> [DATA EXTRACT]
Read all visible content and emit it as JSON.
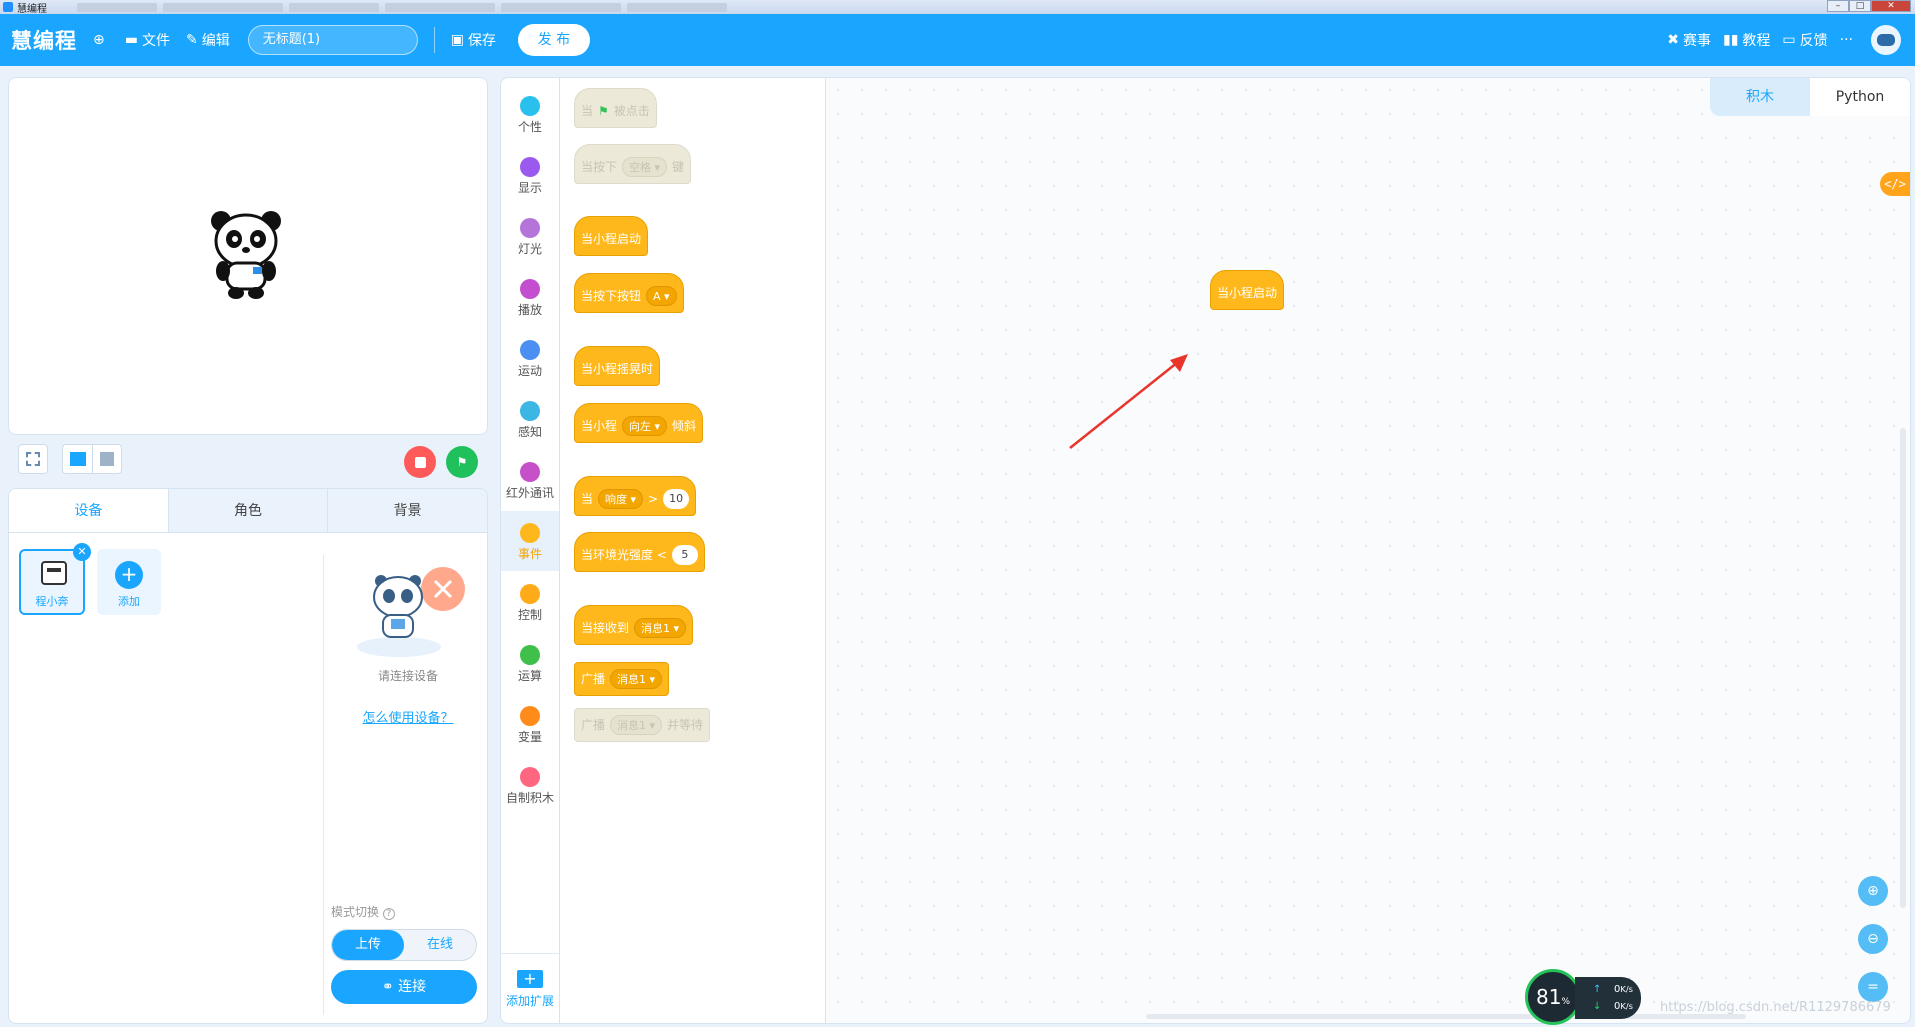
{
  "os": {
    "title": "慧编程"
  },
  "header": {
    "logo": "慧编程",
    "file_label": "文件",
    "edit_label": "编辑",
    "project_name": "无标题(1)",
    "save_label": "保存",
    "publish_label": "发 布",
    "right_items": [
      {
        "icon": "x-events-icon",
        "label": "赛事"
      },
      {
        "icon": "book-icon",
        "label": "教程"
      },
      {
        "icon": "chat-icon",
        "label": "反馈"
      }
    ],
    "more": "···"
  },
  "device_tabs": [
    "设备",
    "角色",
    "背景"
  ],
  "device": {
    "name": "程小奔",
    "add_label": "添加",
    "connect_hint": "请连接设备",
    "howto_link": "怎么使用设备？",
    "mode_label": "模式切换",
    "mode_options": [
      "上传",
      "在线"
    ],
    "connect_label": "连接"
  },
  "categories": [
    {
      "label": "个性",
      "color": "#29c0ee"
    },
    {
      "label": "显示",
      "color": "#9b59f0"
    },
    {
      "label": "灯光",
      "color": "#b574d9"
    },
    {
      "label": "播放",
      "color": "#c34fd0"
    },
    {
      "label": "运动",
      "color": "#4c8ff2"
    },
    {
      "label": "感知",
      "color": "#3cb6e3"
    },
    {
      "label": "红外通讯",
      "color": "#c650c8"
    },
    {
      "label": "事件",
      "color": "#ffb81c"
    },
    {
      "label": "控制",
      "color": "#ffab19"
    },
    {
      "label": "运算",
      "color": "#40bf4a"
    },
    {
      "label": "变量",
      "color": "#ff8c1a"
    },
    {
      "label": "自制积木",
      "color": "#ff6680"
    }
  ],
  "add_extension": "添加扩展",
  "blocks": {
    "b1": {
      "pre": "当",
      "post": "被点击"
    },
    "b2": {
      "pre": "当按下",
      "drop": "空格",
      "post": "键"
    },
    "b3": {
      "text": "当小程启动"
    },
    "b4": {
      "pre": "当按下按钮",
      "drop": "A"
    },
    "b5": {
      "text": "当小程摇晃时"
    },
    "b6": {
      "pre": "当小程",
      "drop": "向左",
      "post": "倾斜"
    },
    "b7": {
      "pre": "当",
      "drop": "响度",
      "op": ">",
      "num": "10"
    },
    "b8": {
      "pre": "当环境光强度 <",
      "num": "5"
    },
    "b9": {
      "pre": "当接收到",
      "drop": "消息1"
    },
    "b10": {
      "pre": "广播",
      "drop": "消息1"
    },
    "b11": {
      "pre": "广播",
      "drop": "消息1",
      "post": "并等待"
    }
  },
  "workspace": {
    "tabs": [
      "积木",
      "Python"
    ],
    "code_toggle": "</>",
    "placed_block": "当小程启动"
  },
  "speed": {
    "percent": "81",
    "percent_unit": "%",
    "up": "0",
    "down": "0",
    "unit": "K/s"
  },
  "watermark": "https://blog.csdn.net/R1129786679"
}
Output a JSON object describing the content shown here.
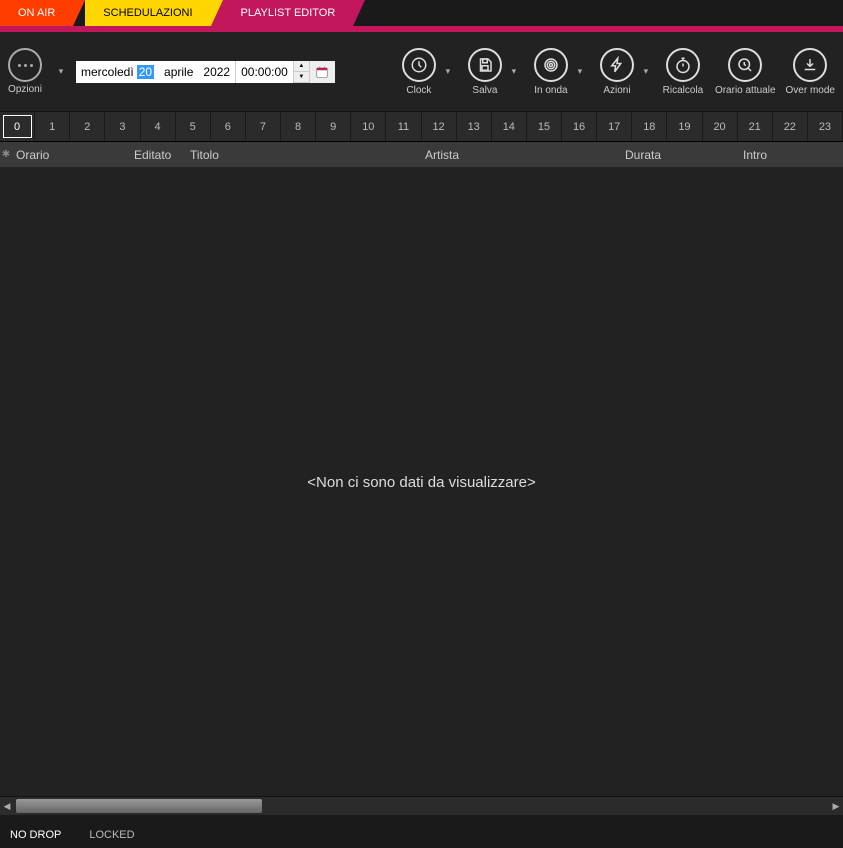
{
  "tabs": {
    "onair": "ON AIR",
    "schedule": "SCHEDULAZIONI",
    "playlist": "PLAYLIST EDITOR"
  },
  "options": {
    "label": "Opzioni"
  },
  "date": {
    "weekday": "mercoledì",
    "day": "20",
    "month": "aprile",
    "year": "2022",
    "time": "00:00:00"
  },
  "tools": {
    "clock": "Clock",
    "salva": "Salva",
    "inonda": "In onda",
    "azioni": "Azioni",
    "ricalcola": "Ricalcola",
    "orario": "Orario attuale",
    "over": "Over mode"
  },
  "hours": [
    "0",
    "1",
    "2",
    "3",
    "4",
    "5",
    "6",
    "7",
    "8",
    "9",
    "10",
    "11",
    "12",
    "13",
    "14",
    "15",
    "16",
    "17",
    "18",
    "19",
    "20",
    "21",
    "22",
    "23"
  ],
  "selected_hour": 0,
  "columns": {
    "orario": "Orario",
    "editato": "Editato",
    "titolo": "Titolo",
    "artista": "Artista",
    "durata": "Durata",
    "intro": "Intro"
  },
  "empty_message": "<Non ci sono dati da visualizzare>",
  "status": {
    "nodrop": "NO DROP",
    "locked": "LOCKED"
  }
}
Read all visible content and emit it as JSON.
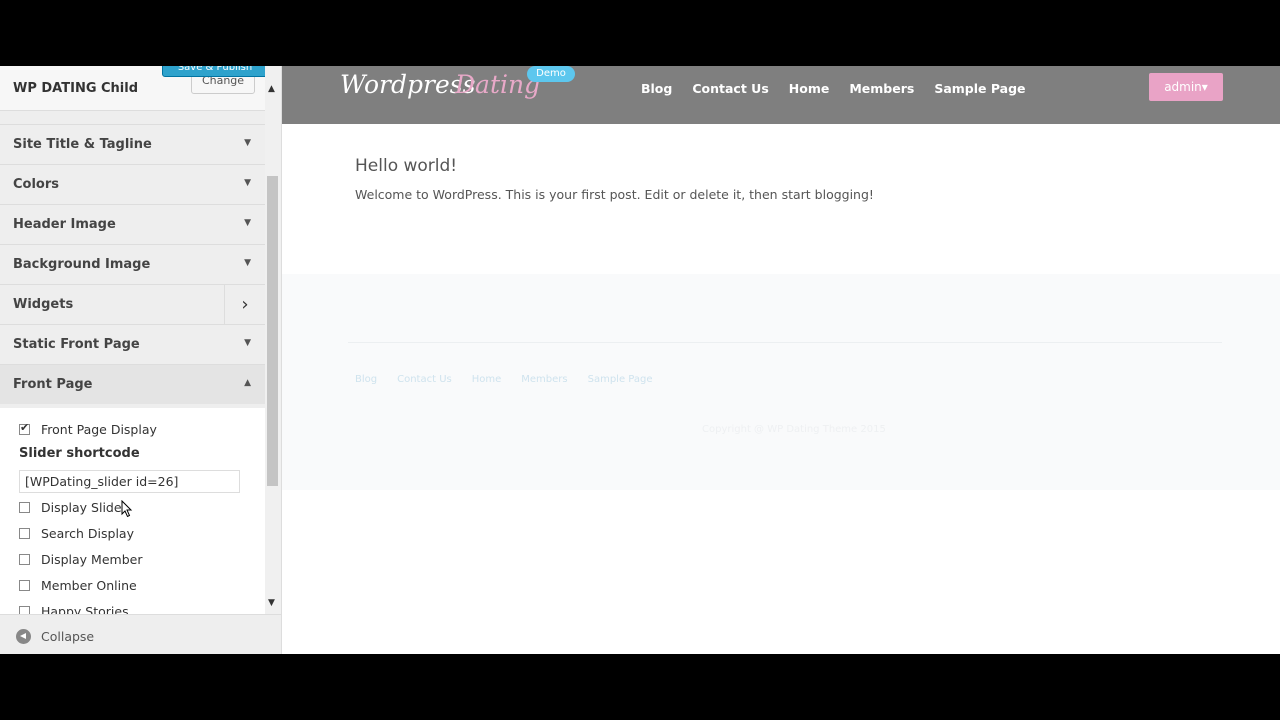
{
  "customizer": {
    "save_label": "Save & Publish",
    "theme_name": "WP DATING Child",
    "change_label": "Change",
    "sections": [
      {
        "label": "Site Title & Tagline"
      },
      {
        "label": "Colors"
      },
      {
        "label": "Header Image"
      },
      {
        "label": "Background Image"
      },
      {
        "label": "Widgets"
      },
      {
        "label": "Static Front Page"
      },
      {
        "label": "Front Page"
      }
    ],
    "front_page": {
      "display_label": "Front Page Display",
      "display_checked": true,
      "slider_title": "Slider shortcode",
      "slider_value": "[WPDating_slider id=26]",
      "options": [
        {
          "label": "Display Slider",
          "checked": false
        },
        {
          "label": "Search Display",
          "checked": false
        },
        {
          "label": "Display Member",
          "checked": false
        },
        {
          "label": "Member Online",
          "checked": false
        },
        {
          "label": "Happy Stories",
          "checked": false
        }
      ]
    },
    "collapse_label": "Collapse"
  },
  "site": {
    "logo_main": "Wordpress",
    "logo_accent": "Dating",
    "demo_badge": "Demo",
    "nav": [
      "Blog",
      "Contact Us",
      "Home",
      "Members",
      "Sample Page"
    ],
    "admin_label": "admin▾",
    "post_title": "Hello world!",
    "post_body": "Welcome to WordPress. This is your first post. Edit or delete it, then start blogging!",
    "footer_nav": [
      "Blog",
      "Contact Us",
      "Home",
      "Members",
      "Sample Page"
    ],
    "copyright": "Copyright @ WP Dating Theme 2015"
  },
  "colors": {
    "primary_button": "#2ea2cc",
    "header_bg": "#7f7f7f",
    "accent_pink": "#e9a3c6",
    "badge_blue": "#5dc7ee"
  }
}
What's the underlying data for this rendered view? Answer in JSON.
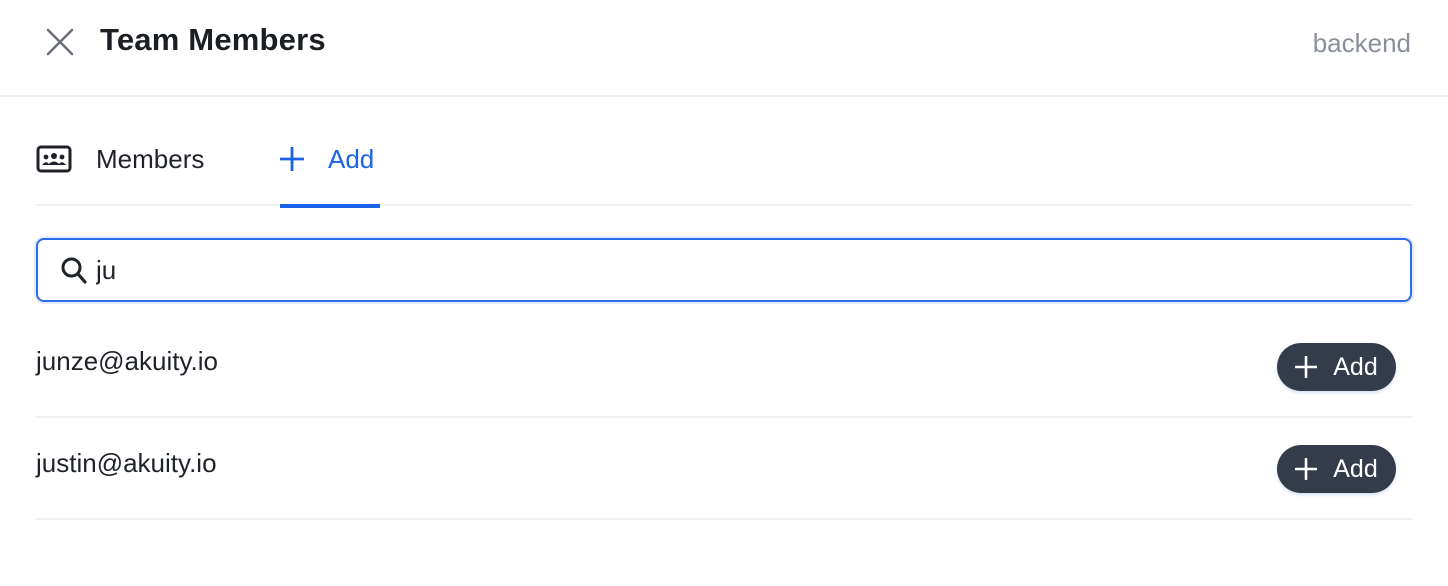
{
  "header": {
    "title": "Team Members",
    "context": "backend",
    "close_icon": "close-icon"
  },
  "tabs": [
    {
      "label": "Members",
      "icon": "members-card-icon",
      "active": false
    },
    {
      "label": "Add",
      "icon": "plus-icon",
      "active": true
    }
  ],
  "search": {
    "icon": "search-icon",
    "value": "ju",
    "placeholder": ""
  },
  "results": [
    {
      "email": "junze@akuity.io",
      "action_label": "Add",
      "action_icon": "plus-icon"
    },
    {
      "email": "justin@akuity.io",
      "action_label": "Add",
      "action_icon": "plus-icon"
    }
  ],
  "colors": {
    "accent": "#1a63e8",
    "button_bg": "#343c4a",
    "muted_text": "#8a9099",
    "divider": "#eceef1"
  }
}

> [WORK TO DO] All the lines above are to be given again exactly as they read, with the pictures removed.

> [OUTPUT OF THE EXERCISE]
Read all visible content and emit it as JSON.
{
  "os": {
    "title": "慧编程"
  },
  "header": {
    "logo": "慧编程",
    "file_label": "文件",
    "edit_label": "编辑",
    "project_name": "无标题(1)",
    "save_label": "保存",
    "publish_label": "发 布",
    "right_items": [
      {
        "icon": "x-events-icon",
        "label": "赛事"
      },
      {
        "icon": "book-icon",
        "label": "教程"
      },
      {
        "icon": "chat-icon",
        "label": "反馈"
      }
    ],
    "more": "···"
  },
  "device_tabs": [
    "设备",
    "角色",
    "背景"
  ],
  "device": {
    "name": "程小奔",
    "add_label": "添加",
    "connect_hint": "请连接设备",
    "howto_link": "怎么使用设备？",
    "mode_label": "模式切换",
    "mode_options": [
      "上传",
      "在线"
    ],
    "connect_label": "连接"
  },
  "categories": [
    {
      "label": "个性",
      "color": "#29c0ee"
    },
    {
      "label": "显示",
      "color": "#9b59f0"
    },
    {
      "label": "灯光",
      "color": "#b574d9"
    },
    {
      "label": "播放",
      "color": "#c34fd0"
    },
    {
      "label": "运动",
      "color": "#4c8ff2"
    },
    {
      "label": "感知",
      "color": "#3cb6e3"
    },
    {
      "label": "红外通讯",
      "color": "#c650c8"
    },
    {
      "label": "事件",
      "color": "#ffb81c"
    },
    {
      "label": "控制",
      "color": "#ffab19"
    },
    {
      "label": "运算",
      "color": "#40bf4a"
    },
    {
      "label": "变量",
      "color": "#ff8c1a"
    },
    {
      "label": "自制积木",
      "color": "#ff6680"
    }
  ],
  "add_extension": "添加扩展",
  "blocks": {
    "b1": {
      "pre": "当",
      "post": "被点击"
    },
    "b2": {
      "pre": "当按下",
      "drop": "空格",
      "post": "键"
    },
    "b3": {
      "text": "当小程启动"
    },
    "b4": {
      "pre": "当按下按钮",
      "drop": "A"
    },
    "b5": {
      "text": "当小程摇晃时"
    },
    "b6": {
      "pre": "当小程",
      "drop": "向左",
      "post": "倾斜"
    },
    "b7": {
      "pre": "当",
      "drop": "响度",
      "op": ">",
      "num": "10"
    },
    "b8": {
      "pre": "当环境光强度 <",
      "num": "5"
    },
    "b9": {
      "pre": "当接收到",
      "drop": "消息1"
    },
    "b10": {
      "pre": "广播",
      "drop": "消息1"
    },
    "b11": {
      "pre": "广播",
      "drop": "消息1",
      "post": "并等待"
    }
  },
  "workspace": {
    "tabs": [
      "积木",
      "Python"
    ],
    "code_toggle": "</>",
    "placed_block": "当小程启动"
  },
  "speed": {
    "percent": "81",
    "percent_unit": "%",
    "up": "0",
    "down": "0",
    "unit": "K/s"
  },
  "watermark": "https://blog.csdn.net/R1129786679"
}
Output a JSON object describing the content shown here.
{
  "tabs": {
    "onair": "ON AIR",
    "schedule": "SCHEDULAZIONI",
    "playlist": "PLAYLIST EDITOR"
  },
  "options": {
    "label": "Opzioni"
  },
  "date": {
    "weekday": "mercoledì",
    "day": "20",
    "month": "aprile",
    "year": "2022",
    "time": "00:00:00"
  },
  "tools": {
    "clock": "Clock",
    "salva": "Salva",
    "inonda": "In onda",
    "azioni": "Azioni",
    "ricalcola": "Ricalcola",
    "orario": "Orario attuale",
    "over": "Over mode"
  },
  "hours": [
    "0",
    "1",
    "2",
    "3",
    "4",
    "5",
    "6",
    "7",
    "8",
    "9",
    "10",
    "11",
    "12",
    "13",
    "14",
    "15",
    "16",
    "17",
    "18",
    "19",
    "20",
    "21",
    "22",
    "23"
  ],
  "selected_hour": 0,
  "columns": {
    "orario": "Orario",
    "editato": "Editato",
    "titolo": "Titolo",
    "artista": "Artista",
    "durata": "Durata",
    "intro": "Intro"
  },
  "empty_message": "<Non ci sono dati da visualizzare>",
  "status": {
    "nodrop": "NO DROP",
    "locked": "LOCKED"
  }
}
Read all visible content and emit it as JSON.
{
  "customizer": {
    "save_label": "Save & Publish",
    "theme_name": "WP DATING Child",
    "change_label": "Change",
    "sections": [
      {
        "label": "Site Title & Tagline"
      },
      {
        "label": "Colors"
      },
      {
        "label": "Header Image"
      },
      {
        "label": "Background Image"
      },
      {
        "label": "Widgets"
      },
      {
        "label": "Static Front Page"
      },
      {
        "label": "Front Page"
      }
    ],
    "front_page": {
      "display_label": "Front Page Display",
      "display_checked": true,
      "slider_title": "Slider shortcode",
      "slider_value": "[WPDating_slider id=26]",
      "options": [
        {
          "label": "Display Slider",
          "checked": false
        },
        {
          "label": "Search Display",
          "checked": false
        },
        {
          "label": "Display Member",
          "checked": false
        },
        {
          "label": "Member Online",
          "checked": false
        },
        {
          "label": "Happy Stories",
          "checked": false
        }
      ]
    },
    "collapse_label": "Collapse"
  },
  "site": {
    "logo_main": "Wordpress",
    "logo_accent": "Dating",
    "demo_badge": "Demo",
    "nav": [
      "Blog",
      "Contact Us",
      "Home",
      "Members",
      "Sample Page"
    ],
    "admin_label": "admin▾",
    "post_title": "Hello world!",
    "post_body": "Welcome to WordPress. This is your first post. Edit or delete it, then start blogging!",
    "footer_nav": [
      "Blog",
      "Contact Us",
      "Home",
      "Members",
      "Sample Page"
    ],
    "copyright": "Copyright @ WP Dating Theme 2015"
  },
  "colors": {
    "primary_button": "#2ea2cc",
    "header_bg": "#7f7f7f",
    "accent_pink": "#e9a3c6",
    "badge_blue": "#5dc7ee"
  }
}
What's the underlying data for this rendered view? Answer in JSON.
{
  "header": {
    "title": "Team Members",
    "context": "backend",
    "close_icon": "close-icon"
  },
  "tabs": [
    {
      "label": "Members",
      "icon": "members-card-icon",
      "active": false
    },
    {
      "label": "Add",
      "icon": "plus-icon",
      "active": true
    }
  ],
  "search": {
    "icon": "search-icon",
    "value": "ju",
    "placeholder": ""
  },
  "results": [
    {
      "email": "junze@akuity.io",
      "action_label": "Add",
      "action_icon": "plus-icon"
    },
    {
      "email": "justin@akuity.io",
      "action_label": "Add",
      "action_icon": "plus-icon"
    }
  ],
  "colors": {
    "accent": "#1a63e8",
    "button_bg": "#343c4a",
    "muted_text": "#8a9099",
    "divider": "#eceef1"
  }
}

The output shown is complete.